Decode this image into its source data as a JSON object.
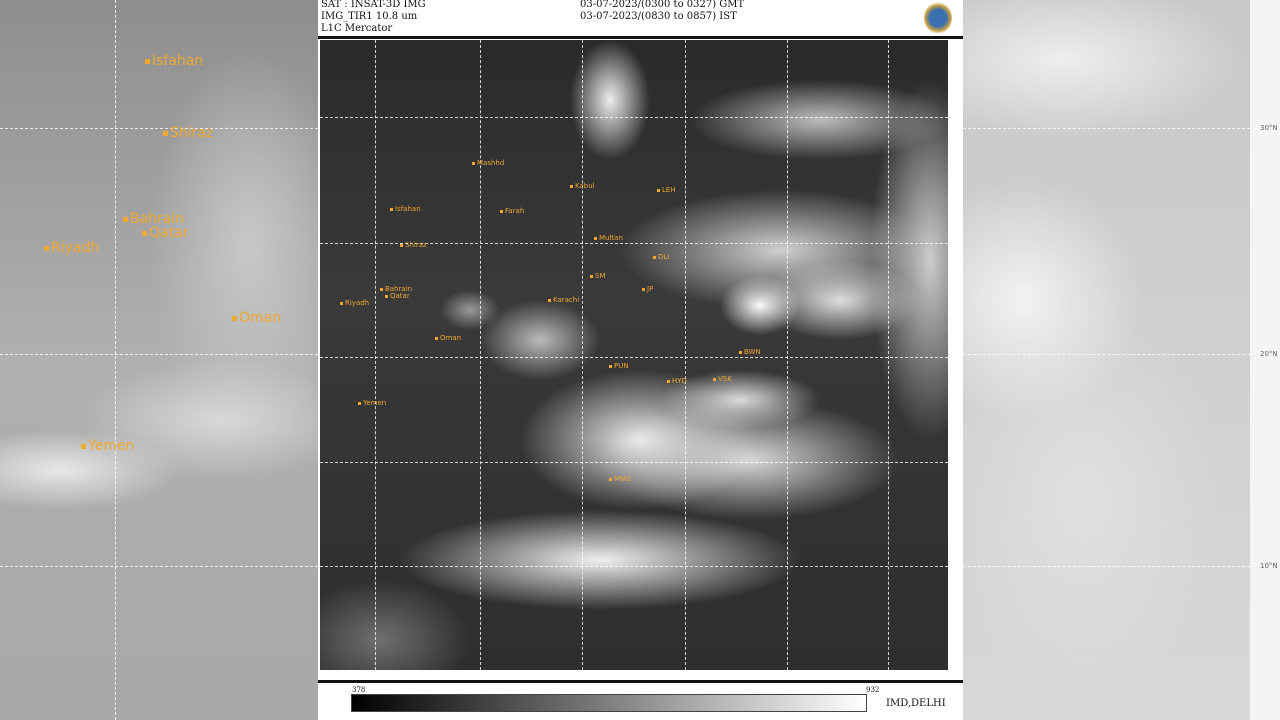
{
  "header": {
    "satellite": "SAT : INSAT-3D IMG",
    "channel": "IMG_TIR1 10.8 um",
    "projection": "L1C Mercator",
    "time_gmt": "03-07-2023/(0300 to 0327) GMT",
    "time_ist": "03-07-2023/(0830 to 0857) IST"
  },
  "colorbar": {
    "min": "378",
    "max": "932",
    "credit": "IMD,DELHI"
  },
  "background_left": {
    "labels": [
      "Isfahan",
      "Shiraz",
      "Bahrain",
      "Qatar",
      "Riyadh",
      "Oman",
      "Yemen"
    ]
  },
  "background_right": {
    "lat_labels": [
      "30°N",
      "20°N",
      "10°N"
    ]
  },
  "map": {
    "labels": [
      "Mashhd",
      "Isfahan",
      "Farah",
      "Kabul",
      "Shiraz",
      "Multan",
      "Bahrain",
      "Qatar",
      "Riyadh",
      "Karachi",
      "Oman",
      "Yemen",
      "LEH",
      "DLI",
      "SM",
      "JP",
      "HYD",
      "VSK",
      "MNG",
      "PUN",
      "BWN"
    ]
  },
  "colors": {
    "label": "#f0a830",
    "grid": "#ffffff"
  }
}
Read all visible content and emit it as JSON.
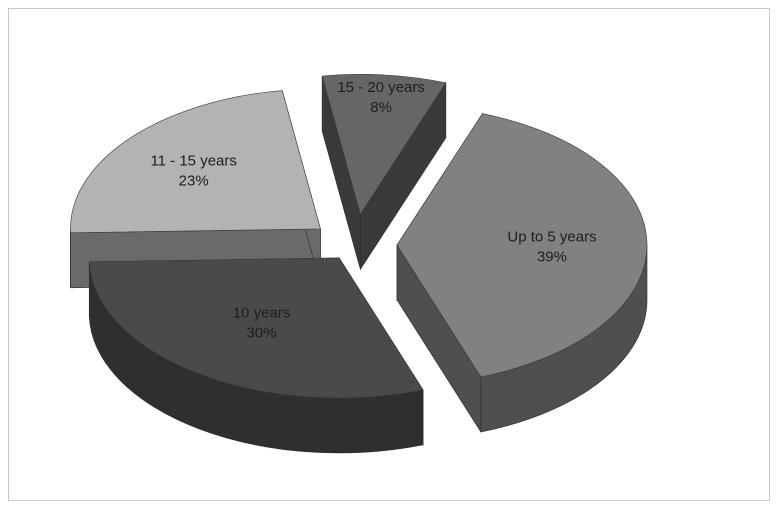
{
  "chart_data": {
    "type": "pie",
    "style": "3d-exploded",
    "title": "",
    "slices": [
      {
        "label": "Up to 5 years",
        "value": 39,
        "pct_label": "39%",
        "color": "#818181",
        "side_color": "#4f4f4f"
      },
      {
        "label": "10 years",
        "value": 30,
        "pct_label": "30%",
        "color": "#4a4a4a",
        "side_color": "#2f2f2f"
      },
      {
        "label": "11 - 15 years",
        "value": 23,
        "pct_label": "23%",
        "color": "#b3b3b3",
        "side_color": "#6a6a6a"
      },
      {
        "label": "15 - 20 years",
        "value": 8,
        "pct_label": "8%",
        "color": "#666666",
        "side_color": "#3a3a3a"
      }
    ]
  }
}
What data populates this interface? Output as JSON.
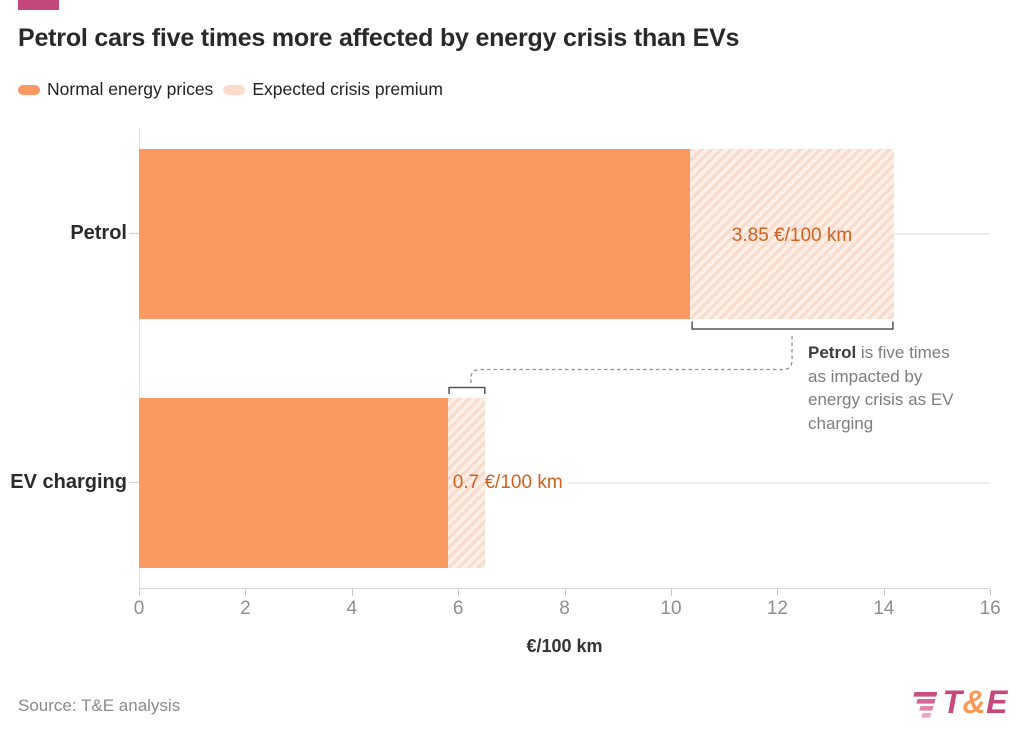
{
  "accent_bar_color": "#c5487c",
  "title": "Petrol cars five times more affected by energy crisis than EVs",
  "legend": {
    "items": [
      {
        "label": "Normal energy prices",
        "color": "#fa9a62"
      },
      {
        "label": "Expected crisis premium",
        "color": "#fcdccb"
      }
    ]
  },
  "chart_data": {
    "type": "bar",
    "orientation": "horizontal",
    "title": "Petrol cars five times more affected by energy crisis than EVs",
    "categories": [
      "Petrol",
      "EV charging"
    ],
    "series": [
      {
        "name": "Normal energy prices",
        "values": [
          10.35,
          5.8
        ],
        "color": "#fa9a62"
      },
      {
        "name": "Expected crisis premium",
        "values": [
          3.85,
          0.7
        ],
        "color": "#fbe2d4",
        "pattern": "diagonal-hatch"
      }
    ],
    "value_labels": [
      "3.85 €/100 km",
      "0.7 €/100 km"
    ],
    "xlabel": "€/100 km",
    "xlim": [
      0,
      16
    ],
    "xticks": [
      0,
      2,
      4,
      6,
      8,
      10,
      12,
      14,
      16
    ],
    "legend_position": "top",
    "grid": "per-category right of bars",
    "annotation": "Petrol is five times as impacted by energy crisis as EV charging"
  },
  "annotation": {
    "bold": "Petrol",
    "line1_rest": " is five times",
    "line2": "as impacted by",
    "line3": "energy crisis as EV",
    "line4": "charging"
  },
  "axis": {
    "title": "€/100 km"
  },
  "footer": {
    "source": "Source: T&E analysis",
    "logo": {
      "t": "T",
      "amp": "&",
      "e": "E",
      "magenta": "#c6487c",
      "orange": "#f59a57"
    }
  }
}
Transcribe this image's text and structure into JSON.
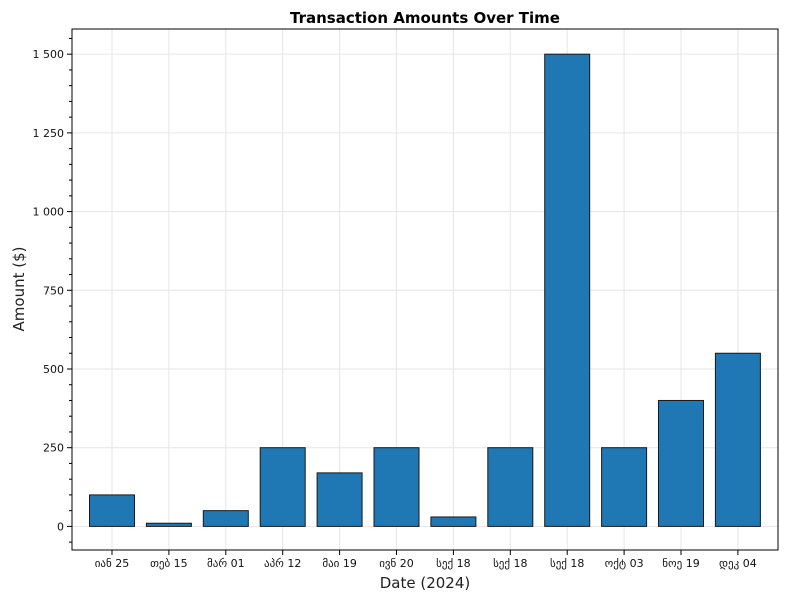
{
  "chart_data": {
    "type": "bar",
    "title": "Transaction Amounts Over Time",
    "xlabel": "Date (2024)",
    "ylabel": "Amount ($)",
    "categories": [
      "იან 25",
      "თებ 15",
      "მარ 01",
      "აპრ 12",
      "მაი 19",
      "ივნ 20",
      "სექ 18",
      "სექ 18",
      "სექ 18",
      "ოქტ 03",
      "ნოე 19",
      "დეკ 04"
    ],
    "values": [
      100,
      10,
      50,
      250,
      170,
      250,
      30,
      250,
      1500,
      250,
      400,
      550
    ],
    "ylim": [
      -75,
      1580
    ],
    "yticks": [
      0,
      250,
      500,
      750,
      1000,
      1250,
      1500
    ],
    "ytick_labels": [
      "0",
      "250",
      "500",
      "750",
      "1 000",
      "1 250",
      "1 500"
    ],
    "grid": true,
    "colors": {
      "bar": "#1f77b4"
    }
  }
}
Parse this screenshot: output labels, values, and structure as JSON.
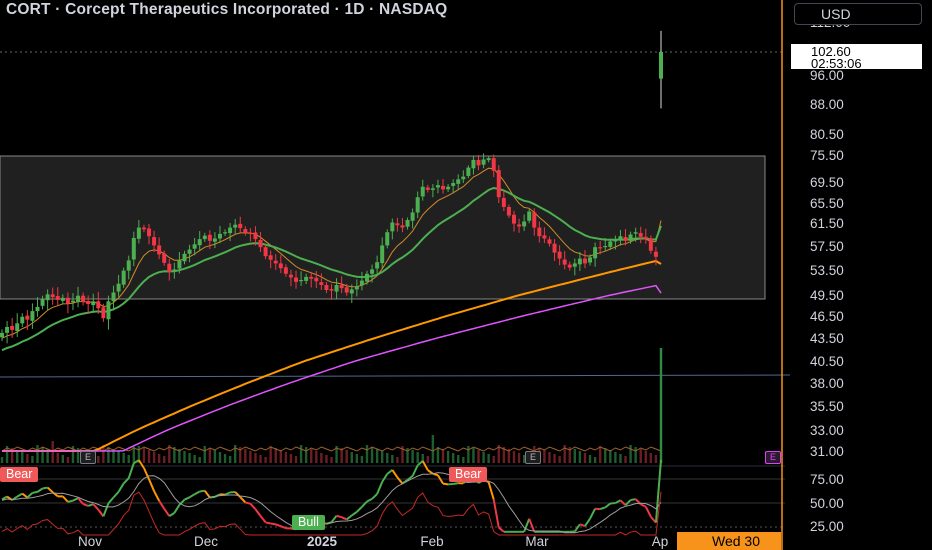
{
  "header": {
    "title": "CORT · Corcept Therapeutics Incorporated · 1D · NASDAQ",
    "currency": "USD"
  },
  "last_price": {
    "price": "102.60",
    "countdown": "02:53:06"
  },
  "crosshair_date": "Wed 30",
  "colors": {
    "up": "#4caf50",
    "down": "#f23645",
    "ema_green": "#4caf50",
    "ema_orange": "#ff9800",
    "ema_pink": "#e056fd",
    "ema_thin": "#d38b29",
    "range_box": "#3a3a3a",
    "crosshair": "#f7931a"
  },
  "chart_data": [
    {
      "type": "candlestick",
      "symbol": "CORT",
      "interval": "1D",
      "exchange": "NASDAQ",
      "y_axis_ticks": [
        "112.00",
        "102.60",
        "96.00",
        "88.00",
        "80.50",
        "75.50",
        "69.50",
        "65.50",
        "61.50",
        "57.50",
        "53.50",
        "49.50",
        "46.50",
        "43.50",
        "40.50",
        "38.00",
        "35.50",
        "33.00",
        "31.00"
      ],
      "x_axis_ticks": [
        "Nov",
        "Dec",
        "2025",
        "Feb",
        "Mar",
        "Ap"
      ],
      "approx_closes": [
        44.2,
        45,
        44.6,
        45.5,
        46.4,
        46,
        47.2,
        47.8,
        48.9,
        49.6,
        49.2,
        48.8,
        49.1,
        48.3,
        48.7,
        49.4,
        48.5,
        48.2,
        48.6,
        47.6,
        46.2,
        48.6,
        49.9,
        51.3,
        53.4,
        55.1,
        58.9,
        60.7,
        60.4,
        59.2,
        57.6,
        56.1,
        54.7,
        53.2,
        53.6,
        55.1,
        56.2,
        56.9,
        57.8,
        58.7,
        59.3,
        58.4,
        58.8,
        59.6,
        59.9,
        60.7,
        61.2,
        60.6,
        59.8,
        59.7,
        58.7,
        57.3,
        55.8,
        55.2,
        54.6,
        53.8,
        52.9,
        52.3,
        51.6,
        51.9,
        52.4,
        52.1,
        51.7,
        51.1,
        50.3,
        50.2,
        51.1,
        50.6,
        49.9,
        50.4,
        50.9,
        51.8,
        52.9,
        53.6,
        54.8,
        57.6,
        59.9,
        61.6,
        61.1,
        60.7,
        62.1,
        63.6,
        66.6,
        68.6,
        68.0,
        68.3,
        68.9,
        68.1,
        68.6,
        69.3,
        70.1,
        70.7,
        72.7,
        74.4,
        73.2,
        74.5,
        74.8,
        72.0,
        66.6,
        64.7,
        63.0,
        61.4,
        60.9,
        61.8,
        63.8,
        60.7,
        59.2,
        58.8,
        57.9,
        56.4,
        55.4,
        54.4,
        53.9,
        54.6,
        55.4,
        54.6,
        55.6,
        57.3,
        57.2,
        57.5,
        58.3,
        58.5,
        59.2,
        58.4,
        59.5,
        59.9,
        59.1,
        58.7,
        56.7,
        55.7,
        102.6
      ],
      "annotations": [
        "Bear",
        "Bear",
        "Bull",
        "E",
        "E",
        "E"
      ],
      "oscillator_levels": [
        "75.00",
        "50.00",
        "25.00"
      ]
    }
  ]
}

Short problem: Lines that include the word "NASDAQ" are to be extracted from the data above.

The answer:
    "title": "CORT · Corcept Therapeutics Incorporated · 1D · NASDAQ",
      "exchange": "NASDAQ",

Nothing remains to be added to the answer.